> WHAT TO WORK ON
Scan the data below for the string "this". Show every line where it turns up.

> MATERIAL PROVIDED
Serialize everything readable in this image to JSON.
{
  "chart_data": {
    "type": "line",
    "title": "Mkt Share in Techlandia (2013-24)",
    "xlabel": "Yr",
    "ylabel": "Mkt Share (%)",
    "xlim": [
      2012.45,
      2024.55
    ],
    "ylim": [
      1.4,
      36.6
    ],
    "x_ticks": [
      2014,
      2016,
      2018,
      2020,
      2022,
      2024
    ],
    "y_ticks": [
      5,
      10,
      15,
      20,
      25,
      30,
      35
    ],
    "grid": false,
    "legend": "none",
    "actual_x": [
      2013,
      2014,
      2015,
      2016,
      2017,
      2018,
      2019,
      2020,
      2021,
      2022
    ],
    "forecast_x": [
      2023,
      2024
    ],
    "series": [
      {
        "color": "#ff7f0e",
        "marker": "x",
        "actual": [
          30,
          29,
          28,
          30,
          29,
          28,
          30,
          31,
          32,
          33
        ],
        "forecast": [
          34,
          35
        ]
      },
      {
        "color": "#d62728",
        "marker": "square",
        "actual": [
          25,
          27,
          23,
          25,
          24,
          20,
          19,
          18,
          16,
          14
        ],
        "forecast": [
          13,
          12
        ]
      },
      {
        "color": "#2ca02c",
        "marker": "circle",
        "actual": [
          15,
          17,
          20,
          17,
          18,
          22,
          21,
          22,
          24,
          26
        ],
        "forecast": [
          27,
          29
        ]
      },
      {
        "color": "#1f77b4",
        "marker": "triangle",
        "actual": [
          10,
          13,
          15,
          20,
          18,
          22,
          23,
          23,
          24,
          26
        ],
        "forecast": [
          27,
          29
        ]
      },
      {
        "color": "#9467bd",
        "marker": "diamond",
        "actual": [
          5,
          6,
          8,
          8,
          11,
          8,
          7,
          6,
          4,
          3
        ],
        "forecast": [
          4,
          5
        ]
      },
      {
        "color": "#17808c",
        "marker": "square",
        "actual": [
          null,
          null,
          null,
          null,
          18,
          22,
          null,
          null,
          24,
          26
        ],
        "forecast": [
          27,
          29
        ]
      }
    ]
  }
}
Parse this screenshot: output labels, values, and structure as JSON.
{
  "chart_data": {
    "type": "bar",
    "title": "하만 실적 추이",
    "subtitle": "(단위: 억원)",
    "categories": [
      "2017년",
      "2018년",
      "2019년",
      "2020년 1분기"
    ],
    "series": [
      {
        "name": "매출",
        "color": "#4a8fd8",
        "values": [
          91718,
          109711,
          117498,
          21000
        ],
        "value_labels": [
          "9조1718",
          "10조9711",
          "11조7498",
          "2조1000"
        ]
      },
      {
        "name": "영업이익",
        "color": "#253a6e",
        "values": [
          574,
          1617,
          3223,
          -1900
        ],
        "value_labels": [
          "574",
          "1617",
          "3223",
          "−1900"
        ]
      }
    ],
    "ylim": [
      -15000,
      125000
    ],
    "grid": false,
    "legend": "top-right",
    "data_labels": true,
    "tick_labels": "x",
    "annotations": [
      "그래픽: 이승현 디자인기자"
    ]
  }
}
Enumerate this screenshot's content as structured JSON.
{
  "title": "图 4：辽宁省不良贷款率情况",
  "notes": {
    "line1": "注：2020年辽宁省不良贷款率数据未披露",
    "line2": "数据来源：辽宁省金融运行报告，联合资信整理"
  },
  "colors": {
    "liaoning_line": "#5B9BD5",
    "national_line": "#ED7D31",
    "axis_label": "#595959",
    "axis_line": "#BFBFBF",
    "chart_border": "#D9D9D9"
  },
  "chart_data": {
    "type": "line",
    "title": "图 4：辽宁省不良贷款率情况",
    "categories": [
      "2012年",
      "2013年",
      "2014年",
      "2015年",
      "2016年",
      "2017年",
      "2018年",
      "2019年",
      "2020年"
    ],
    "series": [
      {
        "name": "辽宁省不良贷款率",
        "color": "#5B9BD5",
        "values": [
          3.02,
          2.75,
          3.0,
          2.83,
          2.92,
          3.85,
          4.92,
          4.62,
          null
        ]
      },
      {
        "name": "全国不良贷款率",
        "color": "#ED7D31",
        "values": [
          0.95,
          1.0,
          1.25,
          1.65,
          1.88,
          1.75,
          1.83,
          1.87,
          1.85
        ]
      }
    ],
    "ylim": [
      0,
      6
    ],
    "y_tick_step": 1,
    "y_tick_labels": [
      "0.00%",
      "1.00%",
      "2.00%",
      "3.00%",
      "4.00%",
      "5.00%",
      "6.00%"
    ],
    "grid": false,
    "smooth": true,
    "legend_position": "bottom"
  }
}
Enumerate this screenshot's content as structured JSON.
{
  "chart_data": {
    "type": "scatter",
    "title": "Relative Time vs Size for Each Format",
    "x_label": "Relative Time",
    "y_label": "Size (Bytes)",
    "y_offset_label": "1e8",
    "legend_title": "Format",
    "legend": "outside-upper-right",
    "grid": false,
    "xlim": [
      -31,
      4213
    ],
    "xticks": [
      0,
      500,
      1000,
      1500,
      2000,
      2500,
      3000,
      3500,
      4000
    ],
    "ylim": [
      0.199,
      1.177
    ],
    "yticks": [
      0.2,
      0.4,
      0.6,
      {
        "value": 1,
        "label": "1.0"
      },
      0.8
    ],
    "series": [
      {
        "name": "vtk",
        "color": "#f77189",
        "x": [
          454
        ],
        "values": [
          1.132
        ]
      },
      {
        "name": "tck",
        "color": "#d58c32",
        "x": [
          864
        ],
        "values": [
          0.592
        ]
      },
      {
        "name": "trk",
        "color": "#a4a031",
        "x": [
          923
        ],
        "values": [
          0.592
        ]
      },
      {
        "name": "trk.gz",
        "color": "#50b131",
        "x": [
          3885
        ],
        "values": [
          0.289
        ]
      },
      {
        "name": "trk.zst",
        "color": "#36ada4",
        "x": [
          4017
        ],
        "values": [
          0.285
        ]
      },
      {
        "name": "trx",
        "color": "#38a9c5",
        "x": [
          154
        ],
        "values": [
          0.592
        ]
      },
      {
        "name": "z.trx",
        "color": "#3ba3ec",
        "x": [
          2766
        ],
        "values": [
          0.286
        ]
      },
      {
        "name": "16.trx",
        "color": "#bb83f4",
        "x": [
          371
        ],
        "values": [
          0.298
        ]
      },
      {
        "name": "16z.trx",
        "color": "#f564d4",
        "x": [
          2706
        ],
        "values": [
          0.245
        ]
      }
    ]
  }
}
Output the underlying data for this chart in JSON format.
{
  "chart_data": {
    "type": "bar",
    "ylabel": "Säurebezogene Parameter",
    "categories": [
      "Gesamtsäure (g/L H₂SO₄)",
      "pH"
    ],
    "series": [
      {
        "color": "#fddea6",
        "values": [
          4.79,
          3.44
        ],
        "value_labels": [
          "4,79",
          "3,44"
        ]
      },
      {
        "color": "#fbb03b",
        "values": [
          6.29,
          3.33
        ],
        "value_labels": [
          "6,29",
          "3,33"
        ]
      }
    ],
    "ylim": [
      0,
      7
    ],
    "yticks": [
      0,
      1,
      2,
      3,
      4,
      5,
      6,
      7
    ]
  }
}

> RESPONSE TO THE EXERCISE
Serialize everything readable in this image to JSON.
Parse this screenshot: output labels, values, and structure as JSON.
Enumerate this screenshot's content as structured JSON.
Enumerate this screenshot's content as structured JSON.
Output the underlying data for this chart in JSON format.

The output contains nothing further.